Dataset rows:
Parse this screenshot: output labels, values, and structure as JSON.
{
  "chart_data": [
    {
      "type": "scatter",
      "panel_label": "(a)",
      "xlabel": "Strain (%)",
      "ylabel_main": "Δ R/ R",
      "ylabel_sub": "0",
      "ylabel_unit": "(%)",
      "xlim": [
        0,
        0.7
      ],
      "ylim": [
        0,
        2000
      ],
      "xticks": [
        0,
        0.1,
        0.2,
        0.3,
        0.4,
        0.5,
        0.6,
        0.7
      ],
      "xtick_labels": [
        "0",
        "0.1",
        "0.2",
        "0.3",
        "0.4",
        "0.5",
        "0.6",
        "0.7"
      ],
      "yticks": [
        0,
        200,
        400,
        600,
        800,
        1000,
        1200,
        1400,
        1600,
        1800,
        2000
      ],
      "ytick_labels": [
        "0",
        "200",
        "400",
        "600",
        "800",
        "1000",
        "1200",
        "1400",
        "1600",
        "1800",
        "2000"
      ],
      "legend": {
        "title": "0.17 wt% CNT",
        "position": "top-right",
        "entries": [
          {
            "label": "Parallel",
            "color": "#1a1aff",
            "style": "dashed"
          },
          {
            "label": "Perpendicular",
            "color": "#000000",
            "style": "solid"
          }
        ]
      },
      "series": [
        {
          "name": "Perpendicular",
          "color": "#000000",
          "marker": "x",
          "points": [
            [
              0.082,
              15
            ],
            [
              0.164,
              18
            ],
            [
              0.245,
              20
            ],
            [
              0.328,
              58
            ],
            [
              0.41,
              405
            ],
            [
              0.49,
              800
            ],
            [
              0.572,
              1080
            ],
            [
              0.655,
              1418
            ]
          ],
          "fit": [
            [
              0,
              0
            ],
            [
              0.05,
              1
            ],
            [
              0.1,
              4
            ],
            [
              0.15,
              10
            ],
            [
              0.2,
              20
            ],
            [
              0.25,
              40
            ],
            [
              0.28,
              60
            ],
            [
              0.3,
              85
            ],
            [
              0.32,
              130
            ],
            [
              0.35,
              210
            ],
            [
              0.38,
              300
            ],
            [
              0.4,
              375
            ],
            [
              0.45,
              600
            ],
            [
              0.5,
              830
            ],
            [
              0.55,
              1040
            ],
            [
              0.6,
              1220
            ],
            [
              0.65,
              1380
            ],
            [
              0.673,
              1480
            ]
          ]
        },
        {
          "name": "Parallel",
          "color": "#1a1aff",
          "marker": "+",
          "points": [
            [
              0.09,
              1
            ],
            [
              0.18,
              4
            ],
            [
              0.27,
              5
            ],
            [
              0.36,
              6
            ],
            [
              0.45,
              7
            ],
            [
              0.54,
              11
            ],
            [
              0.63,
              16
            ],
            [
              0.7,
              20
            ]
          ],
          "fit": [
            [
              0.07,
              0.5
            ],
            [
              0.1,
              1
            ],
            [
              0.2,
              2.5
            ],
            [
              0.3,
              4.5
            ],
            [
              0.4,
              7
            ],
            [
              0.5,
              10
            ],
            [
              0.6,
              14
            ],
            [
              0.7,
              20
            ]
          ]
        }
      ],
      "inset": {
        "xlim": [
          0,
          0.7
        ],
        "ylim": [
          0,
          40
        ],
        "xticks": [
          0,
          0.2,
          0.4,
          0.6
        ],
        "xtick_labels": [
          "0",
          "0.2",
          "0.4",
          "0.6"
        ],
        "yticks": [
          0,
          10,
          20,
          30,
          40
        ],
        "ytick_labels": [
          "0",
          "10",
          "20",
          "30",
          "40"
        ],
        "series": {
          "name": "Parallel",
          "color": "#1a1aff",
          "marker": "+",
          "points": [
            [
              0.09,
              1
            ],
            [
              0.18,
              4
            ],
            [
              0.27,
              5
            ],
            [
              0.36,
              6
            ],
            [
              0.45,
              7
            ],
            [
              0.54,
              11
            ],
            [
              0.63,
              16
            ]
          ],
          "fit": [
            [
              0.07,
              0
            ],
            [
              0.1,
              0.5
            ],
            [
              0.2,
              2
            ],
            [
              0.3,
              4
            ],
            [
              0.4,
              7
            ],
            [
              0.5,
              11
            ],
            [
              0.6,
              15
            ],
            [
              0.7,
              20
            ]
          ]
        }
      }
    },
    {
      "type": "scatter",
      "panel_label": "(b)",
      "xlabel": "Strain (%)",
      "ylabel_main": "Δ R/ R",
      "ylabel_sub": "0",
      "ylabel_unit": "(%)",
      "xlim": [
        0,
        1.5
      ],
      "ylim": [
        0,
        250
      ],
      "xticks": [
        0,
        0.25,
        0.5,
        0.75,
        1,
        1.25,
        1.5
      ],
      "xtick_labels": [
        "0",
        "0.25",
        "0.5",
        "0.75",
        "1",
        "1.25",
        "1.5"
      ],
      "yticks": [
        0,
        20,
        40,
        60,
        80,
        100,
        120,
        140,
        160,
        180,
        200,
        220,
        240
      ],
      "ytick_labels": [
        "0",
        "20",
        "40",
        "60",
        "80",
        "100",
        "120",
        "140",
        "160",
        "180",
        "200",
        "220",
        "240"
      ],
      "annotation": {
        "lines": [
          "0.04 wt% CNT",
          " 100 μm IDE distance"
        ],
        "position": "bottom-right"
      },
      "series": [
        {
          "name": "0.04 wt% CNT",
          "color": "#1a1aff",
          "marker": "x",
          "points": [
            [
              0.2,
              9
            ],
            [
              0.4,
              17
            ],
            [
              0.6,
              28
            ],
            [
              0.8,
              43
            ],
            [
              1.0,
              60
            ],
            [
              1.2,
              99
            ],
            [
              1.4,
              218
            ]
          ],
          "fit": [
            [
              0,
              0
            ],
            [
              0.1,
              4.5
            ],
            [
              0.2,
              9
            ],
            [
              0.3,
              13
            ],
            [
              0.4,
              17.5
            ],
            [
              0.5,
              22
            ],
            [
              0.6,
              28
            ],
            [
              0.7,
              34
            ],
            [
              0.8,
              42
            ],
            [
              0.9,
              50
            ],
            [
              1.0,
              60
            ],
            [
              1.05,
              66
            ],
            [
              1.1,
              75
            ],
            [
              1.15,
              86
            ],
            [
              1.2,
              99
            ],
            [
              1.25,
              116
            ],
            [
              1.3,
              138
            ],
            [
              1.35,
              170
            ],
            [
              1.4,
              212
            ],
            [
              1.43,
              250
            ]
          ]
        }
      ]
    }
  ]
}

WHAT IS NEEDED =>
Write out the complete set of records exactly as given.

RESULT OF THE EXERCISE =>
Parse this screenshot: output labels, values, and structure as JSON.
{
  "chart_data": [
    {
      "type": "scatter",
      "panel_label": "(a)",
      "xlabel": "Strain (%)",
      "ylabel_main": "Δ R/ R",
      "ylabel_sub": "0",
      "ylabel_unit": "(%)",
      "xlim": [
        0,
        0.7
      ],
      "ylim": [
        0,
        2000
      ],
      "xticks": [
        0,
        0.1,
        0.2,
        0.3,
        0.4,
        0.5,
        0.6,
        0.7
      ],
      "xtick_labels": [
        "0",
        "0.1",
        "0.2",
        "0.3",
        "0.4",
        "0.5",
        "0.6",
        "0.7"
      ],
      "yticks": [
        0,
        200,
        400,
        600,
        800,
        1000,
        1200,
        1400,
        1600,
        1800,
        2000
      ],
      "ytick_labels": [
        "0",
        "200",
        "400",
        "600",
        "800",
        "1000",
        "1200",
        "1400",
        "1600",
        "1800",
        "2000"
      ],
      "legend": {
        "title": "0.17 wt% CNT",
        "position": "top-right",
        "entries": [
          {
            "label": "Parallel",
            "color": "#1a1aff",
            "style": "dashed"
          },
          {
            "label": "Perpendicular",
            "color": "#000000",
            "style": "solid"
          }
        ]
      },
      "series": [
        {
          "name": "Perpendicular",
          "color": "#000000",
          "marker": "x",
          "points": [
            [
              0.082,
              15
            ],
            [
              0.164,
              18
            ],
            [
              0.245,
              20
            ],
            [
              0.328,
              58
            ],
            [
              0.41,
              405
            ],
            [
              0.49,
              800
            ],
            [
              0.572,
              1080
            ],
            [
              0.655,
              1418
            ]
          ],
          "fit": [
            [
              0,
              0
            ],
            [
              0.05,
              1
            ],
            [
              0.1,
              4
            ],
            [
              0.15,
              10
            ],
            [
              0.2,
              20
            ],
            [
              0.25,
              40
            ],
            [
              0.28,
              60
            ],
            [
              0.3,
              85
            ],
            [
              0.32,
              130
            ],
            [
              0.35,
              210
            ],
            [
              0.38,
              300
            ],
            [
              0.4,
              375
            ],
            [
              0.45,
              600
            ],
            [
              0.5,
              830
            ],
            [
              0.55,
              1040
            ],
            [
              0.6,
              1220
            ],
            [
              0.65,
              1380
            ],
            [
              0.673,
              1480
            ]
          ]
        },
        {
          "name": "Parallel",
          "color": "#1a1aff",
          "marker": "+",
          "points": [
            [
              0.09,
              1
            ],
            [
              0.18,
              4
            ],
            [
              0.27,
              5
            ],
            [
              0.36,
              6
            ],
            [
              0.45,
              7
            ],
            [
              0.54,
              11
            ],
            [
              0.63,
              16
            ],
            [
              0.7,
              20
            ]
          ],
          "fit": [
            [
              0.07,
              0.5
            ],
            [
              0.1,
              1
            ],
            [
              0.2,
              2.5
            ],
            [
              0.3,
              4.5
            ],
            [
              0.4,
              7
            ],
            [
              0.5,
              10
            ],
            [
              0.6,
              14
            ],
            [
              0.7,
              20
            ]
          ]
        }
      ],
      "inset": {
        "xlim": [
          0,
          0.7
        ],
        "ylim": [
          0,
          40
        ],
        "xticks": [
          0,
          0.2,
          0.4,
          0.6
        ],
        "xtick_labels": [
          "0",
          "0.2",
          "0.4",
          "0.6"
        ],
        "yticks": [
          0,
          10,
          20,
          30,
          40
        ],
        "ytick_labels": [
          "0",
          "10",
          "20",
          "30",
          "40"
        ],
        "series": {
          "name": "Parallel",
          "color": "#1a1aff",
          "marker": "+",
          "points": [
            [
              0.09,
              1
            ],
            [
              0.18,
              4
            ],
            [
              0.27,
              5
            ],
            [
              0.36,
              6
            ],
            [
              0.45,
              7
            ],
            [
              0.54,
              11
            ],
            [
              0.63,
              16
            ]
          ],
          "fit": [
            [
              0.07,
              0
            ],
            [
              0.1,
              0.5
            ],
            [
              0.2,
              2
            ],
            [
              0.3,
              4
            ],
            [
              0.4,
              7
            ],
            [
              0.5,
              11
            ],
            [
              0.6,
              15
            ],
            [
              0.7,
              20
            ]
          ]
        }
      }
    },
    {
      "type": "scatter",
      "panel_label": "(b)",
      "xlabel": "Strain (%)",
      "ylabel_main": "Δ R/ R",
      "ylabel_sub": "0",
      "ylabel_unit": "(%)",
      "xlim": [
        0,
        1.5
      ],
      "ylim": [
        0,
        250
      ],
      "xticks": [
        0,
        0.25,
        0.5,
        0.75,
        1,
        1.25,
        1.5
      ],
      "xtick_labels": [
        "0",
        "0.25",
        "0.5",
        "0.75",
        "1",
        "1.25",
        "1.5"
      ],
      "yticks": [
        0,
        20,
        40,
        60,
        80,
        100,
        120,
        140,
        160,
        180,
        200,
        220,
        240
      ],
      "ytick_labels": [
        "0",
        "20",
        "40",
        "60",
        "80",
        "100",
        "120",
        "140",
        "160",
        "180",
        "200",
        "220",
        "240"
      ],
      "annotation": {
        "lines": [
          "0.04 wt% CNT",
          " 100 μm IDE distance"
        ],
        "position": "bottom-right"
      },
      "series": [
        {
          "name": "0.04 wt% CNT",
          "color": "#1a1aff",
          "marker": "x",
          "points": [
            [
              0.2,
              9
            ],
            [
              0.4,
              17
            ],
            [
              0.6,
              28
            ],
            [
              0.8,
              43
            ],
            [
              1.0,
              60
            ],
            [
              1.2,
              99
            ],
            [
              1.4,
              218
            ]
          ],
          "fit": [
            [
              0,
              0
            ],
            [
              0.1,
              4.5
            ],
            [
              0.2,
              9
            ],
            [
              0.3,
              13
            ],
            [
              0.4,
              17.5
            ],
            [
              0.5,
              22
            ],
            [
              0.6,
              28
            ],
            [
              0.7,
              34
            ],
            [
              0.8,
              42
            ],
            [
              0.9,
              50
            ],
            [
              1.0,
              60
            ],
            [
              1.05,
              66
            ],
            [
              1.1,
              75
            ],
            [
              1.15,
              86
            ],
            [
              1.2,
              99
            ],
            [
              1.25,
              116
            ],
            [
              1.3,
              138
            ],
            [
              1.35,
              170
            ],
            [
              1.4,
              212
            ],
            [
              1.43,
              250
            ]
          ]
        }
      ]
    }
  ]
}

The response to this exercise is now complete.